Problem details:
Below are the records. Count the lines containing the string "text", and reply with the number alone.

Data entries:
* BEGIN *
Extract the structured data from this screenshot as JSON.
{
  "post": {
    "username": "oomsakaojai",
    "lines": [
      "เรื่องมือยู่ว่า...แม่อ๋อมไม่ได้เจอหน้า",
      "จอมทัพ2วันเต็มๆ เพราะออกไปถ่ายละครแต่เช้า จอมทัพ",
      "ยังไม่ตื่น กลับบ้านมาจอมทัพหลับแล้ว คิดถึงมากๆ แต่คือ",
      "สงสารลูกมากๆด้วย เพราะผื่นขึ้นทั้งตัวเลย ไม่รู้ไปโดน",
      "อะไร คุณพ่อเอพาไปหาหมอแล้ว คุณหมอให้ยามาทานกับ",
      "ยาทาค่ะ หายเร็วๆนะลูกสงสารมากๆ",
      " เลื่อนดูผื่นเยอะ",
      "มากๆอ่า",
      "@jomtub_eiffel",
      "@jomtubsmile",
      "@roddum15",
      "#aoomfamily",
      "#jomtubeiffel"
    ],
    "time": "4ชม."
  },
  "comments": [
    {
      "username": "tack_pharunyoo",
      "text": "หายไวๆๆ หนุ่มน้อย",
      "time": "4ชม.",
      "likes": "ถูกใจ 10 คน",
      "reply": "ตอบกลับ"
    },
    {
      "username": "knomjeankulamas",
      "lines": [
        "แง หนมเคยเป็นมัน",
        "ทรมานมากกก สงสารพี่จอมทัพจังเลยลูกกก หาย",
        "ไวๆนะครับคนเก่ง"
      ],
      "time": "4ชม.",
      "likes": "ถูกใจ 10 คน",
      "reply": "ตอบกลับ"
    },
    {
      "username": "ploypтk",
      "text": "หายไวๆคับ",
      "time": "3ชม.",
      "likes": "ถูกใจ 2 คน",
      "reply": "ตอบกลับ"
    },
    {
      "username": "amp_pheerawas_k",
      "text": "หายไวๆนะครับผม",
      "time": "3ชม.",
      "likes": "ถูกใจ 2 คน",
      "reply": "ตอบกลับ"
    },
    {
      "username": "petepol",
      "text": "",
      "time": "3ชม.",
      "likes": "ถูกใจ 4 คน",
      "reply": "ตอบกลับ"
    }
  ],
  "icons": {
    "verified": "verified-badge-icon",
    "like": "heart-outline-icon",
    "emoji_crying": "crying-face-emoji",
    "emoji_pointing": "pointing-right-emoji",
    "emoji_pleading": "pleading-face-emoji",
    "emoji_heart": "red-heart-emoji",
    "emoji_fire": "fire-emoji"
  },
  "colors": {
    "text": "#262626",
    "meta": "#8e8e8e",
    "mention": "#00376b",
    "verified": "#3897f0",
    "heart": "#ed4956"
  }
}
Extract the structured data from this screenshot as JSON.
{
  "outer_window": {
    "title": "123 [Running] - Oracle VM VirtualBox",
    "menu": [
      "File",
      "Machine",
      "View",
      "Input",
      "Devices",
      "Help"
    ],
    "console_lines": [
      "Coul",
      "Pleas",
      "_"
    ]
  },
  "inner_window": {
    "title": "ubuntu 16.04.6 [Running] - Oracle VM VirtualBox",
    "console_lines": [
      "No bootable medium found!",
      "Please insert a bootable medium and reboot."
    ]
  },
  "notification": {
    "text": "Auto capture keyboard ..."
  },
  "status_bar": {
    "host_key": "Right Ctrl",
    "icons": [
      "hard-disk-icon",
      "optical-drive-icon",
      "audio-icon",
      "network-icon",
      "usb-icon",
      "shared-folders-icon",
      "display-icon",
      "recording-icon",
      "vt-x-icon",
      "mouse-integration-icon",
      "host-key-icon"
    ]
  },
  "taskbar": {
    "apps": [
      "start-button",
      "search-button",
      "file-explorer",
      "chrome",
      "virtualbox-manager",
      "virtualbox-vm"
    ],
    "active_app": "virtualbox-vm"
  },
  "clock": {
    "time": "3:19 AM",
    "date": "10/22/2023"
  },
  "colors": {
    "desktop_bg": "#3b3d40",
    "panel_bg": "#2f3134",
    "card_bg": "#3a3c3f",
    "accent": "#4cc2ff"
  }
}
* END *
Answer below:
6